The task: In the listing below, count the lines with "text" and report only the figure.

Entries taken from a collection
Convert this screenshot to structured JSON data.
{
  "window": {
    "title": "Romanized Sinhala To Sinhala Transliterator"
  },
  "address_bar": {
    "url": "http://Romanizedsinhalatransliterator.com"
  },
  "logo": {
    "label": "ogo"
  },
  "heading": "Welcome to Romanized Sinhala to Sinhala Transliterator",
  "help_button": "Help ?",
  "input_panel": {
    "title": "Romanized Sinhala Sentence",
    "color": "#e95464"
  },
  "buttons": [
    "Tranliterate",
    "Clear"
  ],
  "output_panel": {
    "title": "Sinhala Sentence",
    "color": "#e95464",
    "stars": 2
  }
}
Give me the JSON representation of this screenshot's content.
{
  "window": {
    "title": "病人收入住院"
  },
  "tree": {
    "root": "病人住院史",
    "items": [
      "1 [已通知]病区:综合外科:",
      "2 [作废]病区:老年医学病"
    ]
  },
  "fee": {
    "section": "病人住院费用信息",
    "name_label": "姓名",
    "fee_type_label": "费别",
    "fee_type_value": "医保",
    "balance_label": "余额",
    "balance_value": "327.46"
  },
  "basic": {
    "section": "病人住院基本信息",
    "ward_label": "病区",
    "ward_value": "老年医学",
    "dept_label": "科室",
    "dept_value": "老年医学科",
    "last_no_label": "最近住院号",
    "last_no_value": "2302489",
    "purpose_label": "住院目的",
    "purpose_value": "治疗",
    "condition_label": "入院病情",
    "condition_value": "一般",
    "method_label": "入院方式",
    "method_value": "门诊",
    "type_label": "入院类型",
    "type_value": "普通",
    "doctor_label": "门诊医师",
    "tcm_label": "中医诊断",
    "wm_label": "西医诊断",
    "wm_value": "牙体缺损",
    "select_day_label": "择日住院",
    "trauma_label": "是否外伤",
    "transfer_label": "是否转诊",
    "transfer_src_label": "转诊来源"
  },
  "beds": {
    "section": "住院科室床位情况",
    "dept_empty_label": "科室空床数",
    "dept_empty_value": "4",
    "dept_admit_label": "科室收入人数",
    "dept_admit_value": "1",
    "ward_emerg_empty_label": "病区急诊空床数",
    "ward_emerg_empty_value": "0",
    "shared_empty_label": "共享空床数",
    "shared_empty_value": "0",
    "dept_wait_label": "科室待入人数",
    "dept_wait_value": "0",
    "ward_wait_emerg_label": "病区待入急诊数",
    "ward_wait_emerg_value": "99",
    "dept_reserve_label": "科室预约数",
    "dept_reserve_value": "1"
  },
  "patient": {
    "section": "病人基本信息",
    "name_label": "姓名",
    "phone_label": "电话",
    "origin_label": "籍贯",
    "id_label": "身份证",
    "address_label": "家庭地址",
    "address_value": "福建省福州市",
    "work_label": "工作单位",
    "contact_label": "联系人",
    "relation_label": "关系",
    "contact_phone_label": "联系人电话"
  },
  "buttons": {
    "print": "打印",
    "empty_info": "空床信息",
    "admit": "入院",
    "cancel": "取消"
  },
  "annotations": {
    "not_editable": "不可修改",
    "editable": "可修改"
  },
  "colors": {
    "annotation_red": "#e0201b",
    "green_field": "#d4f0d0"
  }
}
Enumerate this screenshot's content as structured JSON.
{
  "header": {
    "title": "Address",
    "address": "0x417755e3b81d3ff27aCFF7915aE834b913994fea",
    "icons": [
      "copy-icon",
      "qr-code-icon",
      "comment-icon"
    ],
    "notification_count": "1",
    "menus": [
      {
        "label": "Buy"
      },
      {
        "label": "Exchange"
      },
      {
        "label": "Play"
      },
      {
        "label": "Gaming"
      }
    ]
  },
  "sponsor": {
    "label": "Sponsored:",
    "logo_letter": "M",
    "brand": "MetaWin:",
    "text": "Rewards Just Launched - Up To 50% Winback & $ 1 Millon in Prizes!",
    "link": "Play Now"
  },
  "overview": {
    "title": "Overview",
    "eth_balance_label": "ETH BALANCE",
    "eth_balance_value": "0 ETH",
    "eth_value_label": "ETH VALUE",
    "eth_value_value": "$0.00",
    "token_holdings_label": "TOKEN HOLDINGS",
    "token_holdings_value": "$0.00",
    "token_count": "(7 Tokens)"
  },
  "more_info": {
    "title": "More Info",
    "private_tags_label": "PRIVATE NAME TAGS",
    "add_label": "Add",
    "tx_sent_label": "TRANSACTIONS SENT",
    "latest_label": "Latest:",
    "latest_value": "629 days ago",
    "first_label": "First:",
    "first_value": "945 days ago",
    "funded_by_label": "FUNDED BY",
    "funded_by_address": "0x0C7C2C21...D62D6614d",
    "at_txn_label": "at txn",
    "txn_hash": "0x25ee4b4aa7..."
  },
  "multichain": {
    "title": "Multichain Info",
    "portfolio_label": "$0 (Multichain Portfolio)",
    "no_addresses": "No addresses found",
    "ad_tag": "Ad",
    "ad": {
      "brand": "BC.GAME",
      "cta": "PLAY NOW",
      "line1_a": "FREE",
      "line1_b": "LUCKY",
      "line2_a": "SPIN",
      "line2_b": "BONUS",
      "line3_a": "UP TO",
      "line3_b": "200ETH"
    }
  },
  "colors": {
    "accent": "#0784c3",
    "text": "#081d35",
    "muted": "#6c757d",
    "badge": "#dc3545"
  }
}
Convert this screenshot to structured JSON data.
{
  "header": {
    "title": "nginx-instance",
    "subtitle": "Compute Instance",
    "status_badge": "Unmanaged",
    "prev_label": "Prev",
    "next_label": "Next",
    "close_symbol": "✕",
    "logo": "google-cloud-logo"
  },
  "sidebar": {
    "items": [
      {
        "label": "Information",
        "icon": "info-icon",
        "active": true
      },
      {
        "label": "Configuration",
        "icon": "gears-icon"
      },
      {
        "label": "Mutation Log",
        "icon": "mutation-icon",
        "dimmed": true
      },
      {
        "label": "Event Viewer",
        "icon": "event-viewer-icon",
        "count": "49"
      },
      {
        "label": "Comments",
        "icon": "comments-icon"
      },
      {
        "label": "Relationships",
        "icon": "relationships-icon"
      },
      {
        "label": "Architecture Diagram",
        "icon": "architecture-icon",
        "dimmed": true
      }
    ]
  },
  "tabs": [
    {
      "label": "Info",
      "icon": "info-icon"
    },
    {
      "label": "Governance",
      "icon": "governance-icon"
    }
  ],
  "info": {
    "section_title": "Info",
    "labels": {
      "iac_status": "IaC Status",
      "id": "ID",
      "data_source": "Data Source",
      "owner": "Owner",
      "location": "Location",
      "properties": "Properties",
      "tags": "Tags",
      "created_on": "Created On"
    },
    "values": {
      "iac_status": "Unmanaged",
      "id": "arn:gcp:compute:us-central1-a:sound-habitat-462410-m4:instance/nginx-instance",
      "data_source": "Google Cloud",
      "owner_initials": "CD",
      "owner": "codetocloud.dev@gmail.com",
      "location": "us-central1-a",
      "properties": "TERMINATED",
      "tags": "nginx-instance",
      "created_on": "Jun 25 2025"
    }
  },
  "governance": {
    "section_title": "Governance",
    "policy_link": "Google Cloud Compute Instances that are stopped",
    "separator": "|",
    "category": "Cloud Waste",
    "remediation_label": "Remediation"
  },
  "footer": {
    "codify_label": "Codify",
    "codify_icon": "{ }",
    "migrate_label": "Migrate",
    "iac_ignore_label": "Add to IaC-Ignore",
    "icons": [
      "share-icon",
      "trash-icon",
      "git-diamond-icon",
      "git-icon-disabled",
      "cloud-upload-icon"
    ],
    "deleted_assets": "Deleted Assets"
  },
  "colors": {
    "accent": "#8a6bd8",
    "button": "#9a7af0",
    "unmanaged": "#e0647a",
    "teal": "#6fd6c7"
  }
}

Written response: 2